TASK GOAL: Please give the entries again in full and exactly, without any picture.

DATA EXTRACT:
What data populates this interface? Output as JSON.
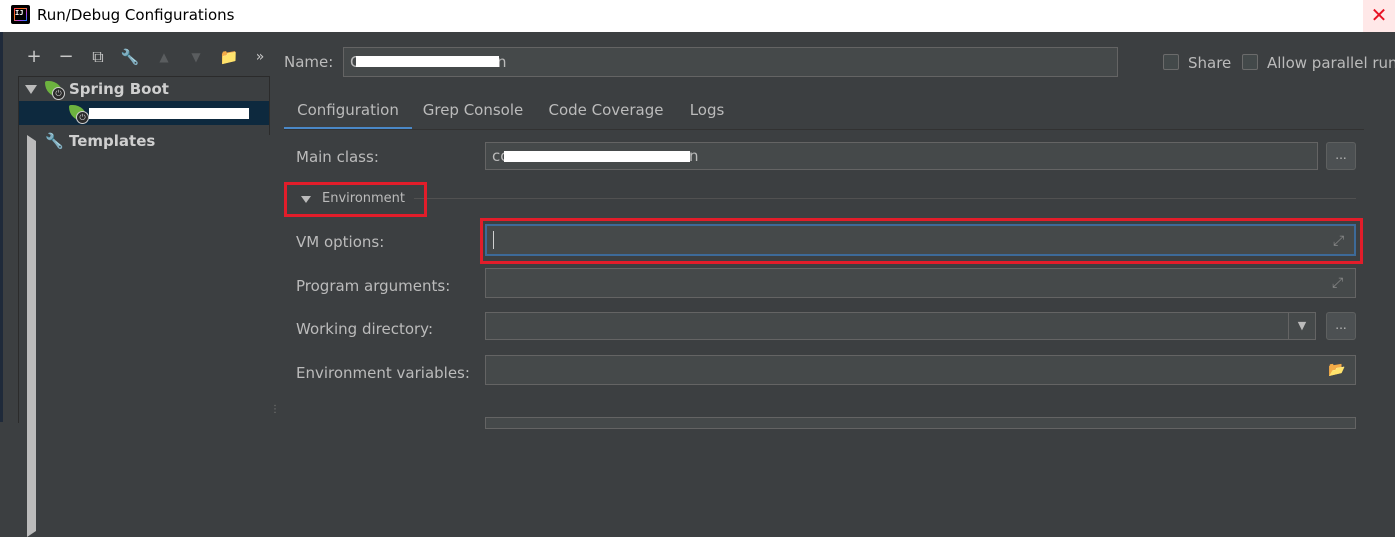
{
  "window": {
    "title": "Run/Debug Configurations",
    "close_glyph": "✕",
    "app_icon": "intellij-idea-icon",
    "app_glyph": "IJ"
  },
  "toolbar": {
    "add": "+",
    "remove": "−",
    "copy": "⧉",
    "edit": "🔧",
    "up": "▲",
    "down": "▼",
    "folder": "📁",
    "more": "»"
  },
  "tree": {
    "spring_boot": "Spring Boot",
    "templates": "Templates",
    "spring_badge": "⏻",
    "grip": "⋮"
  },
  "header": {
    "name_label": "Name:",
    "name_prefix": "C",
    "name_suffix": "n",
    "share": "Share",
    "allow_parallel": "Allow parallel run"
  },
  "tabs": [
    "Configuration",
    "Grep Console",
    "Code Coverage",
    "Logs"
  ],
  "form": {
    "main_class_label": "Main class:",
    "main_class_prefix": "co",
    "main_class_suffix": "n",
    "browse": "...",
    "environment": "Environment",
    "vm_options_label": "VM options:",
    "program_args_label": "Program arguments:",
    "working_dir_label": "Working directory:",
    "env_vars_label": "Environment variables:",
    "expand_glyph": "⤢",
    "dropdown_glyph": "▼",
    "folder_glyph": "📂"
  },
  "colors": {
    "accent": "#4a88c7",
    "highlight": "#e21d2a",
    "spring_green": "#6db33f",
    "background": "#3c3f41"
  }
}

EXPECTED OUTPUT:
What data populates this interface? Output as JSON.
{
  "window": {
    "title": "Run/Debug Configurations",
    "close_glyph": "✕",
    "app_icon": "intellij-idea-icon",
    "app_glyph": "IJ"
  },
  "toolbar": {
    "add": "+",
    "remove": "−",
    "copy": "⧉",
    "edit": "🔧",
    "up": "▲",
    "down": "▼",
    "folder": "📁",
    "more": "»"
  },
  "tree": {
    "spring_boot": "Spring Boot",
    "templates": "Templates",
    "spring_badge": "⏻",
    "grip": "⋮"
  },
  "header": {
    "name_label": "Name:",
    "name_prefix": "C",
    "name_suffix": "n",
    "share": "Share",
    "allow_parallel": "Allow parallel run"
  },
  "tabs": [
    "Configuration",
    "Grep Console",
    "Code Coverage",
    "Logs"
  ],
  "form": {
    "main_class_label": "Main class:",
    "main_class_prefix": "co",
    "main_class_suffix": "n",
    "browse": "...",
    "environment": "Environment",
    "vm_options_label": "VM options:",
    "program_args_label": "Program arguments:",
    "working_dir_label": "Working directory:",
    "env_vars_label": "Environment variables:",
    "expand_glyph": "⤢",
    "dropdown_glyph": "▼",
    "folder_glyph": "📂"
  },
  "colors": {
    "accent": "#4a88c7",
    "highlight": "#e21d2a",
    "spring_green": "#6db33f",
    "background": "#3c3f41"
  }
}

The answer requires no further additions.